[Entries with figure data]

════

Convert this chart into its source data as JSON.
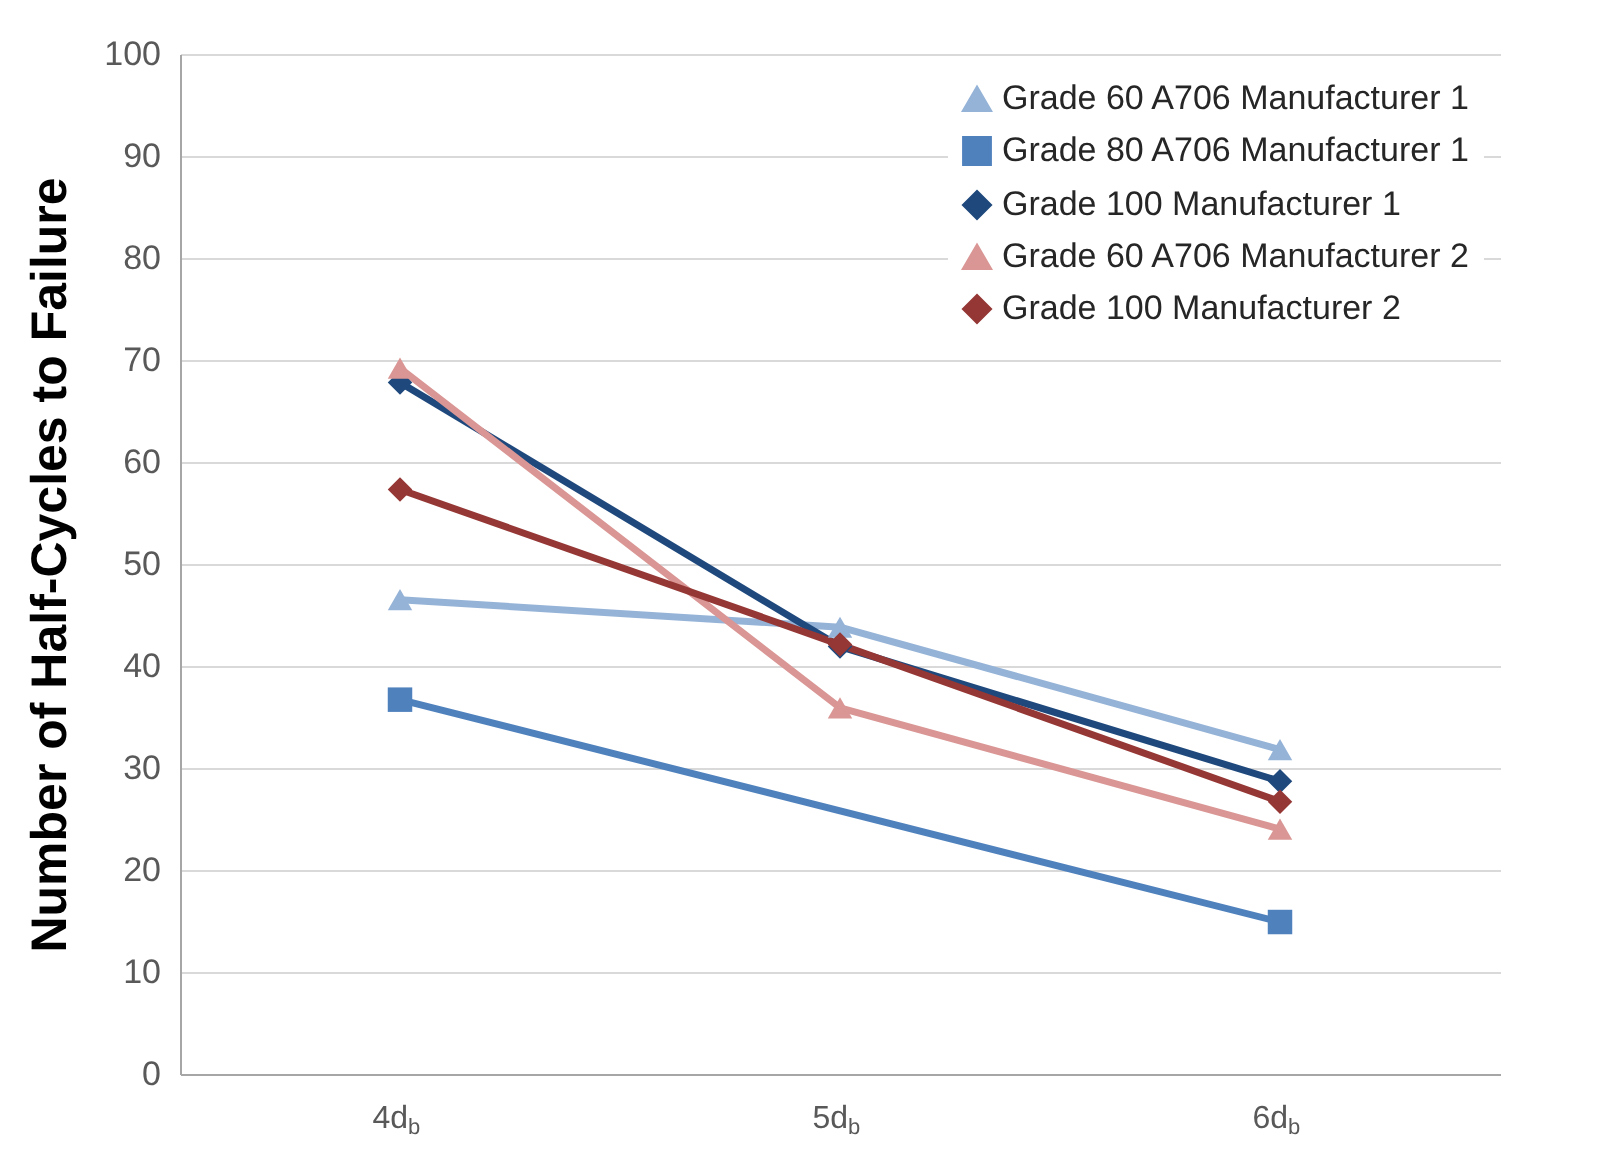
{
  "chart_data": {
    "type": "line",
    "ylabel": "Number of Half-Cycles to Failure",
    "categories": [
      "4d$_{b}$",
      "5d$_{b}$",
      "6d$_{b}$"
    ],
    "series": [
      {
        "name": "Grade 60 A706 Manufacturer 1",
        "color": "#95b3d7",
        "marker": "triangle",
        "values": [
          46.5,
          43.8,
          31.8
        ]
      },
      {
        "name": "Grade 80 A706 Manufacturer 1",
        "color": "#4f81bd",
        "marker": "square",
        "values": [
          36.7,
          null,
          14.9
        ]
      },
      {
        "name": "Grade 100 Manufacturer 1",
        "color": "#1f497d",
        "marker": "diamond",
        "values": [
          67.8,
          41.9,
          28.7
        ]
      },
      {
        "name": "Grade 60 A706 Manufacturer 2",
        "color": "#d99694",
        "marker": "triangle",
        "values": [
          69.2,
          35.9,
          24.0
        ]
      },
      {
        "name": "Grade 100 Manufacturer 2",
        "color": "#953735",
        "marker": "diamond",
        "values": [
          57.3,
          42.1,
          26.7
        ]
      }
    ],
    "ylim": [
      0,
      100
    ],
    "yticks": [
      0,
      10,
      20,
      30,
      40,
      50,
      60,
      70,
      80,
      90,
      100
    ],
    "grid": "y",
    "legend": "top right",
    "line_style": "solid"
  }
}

════

What needs to be done:
Pull every line holding "Grade" out of the records.

Solved problem:
        "name": "Grade 60 A706 Manufacturer 1",
        "name": "Grade 80 A706 Manufacturer 1",
        "name": "Grade 100 Manufacturer 1",
        "name": "Grade 60 A706 Manufacturer 2",
        "name": "Grade 100 Manufacturer 2",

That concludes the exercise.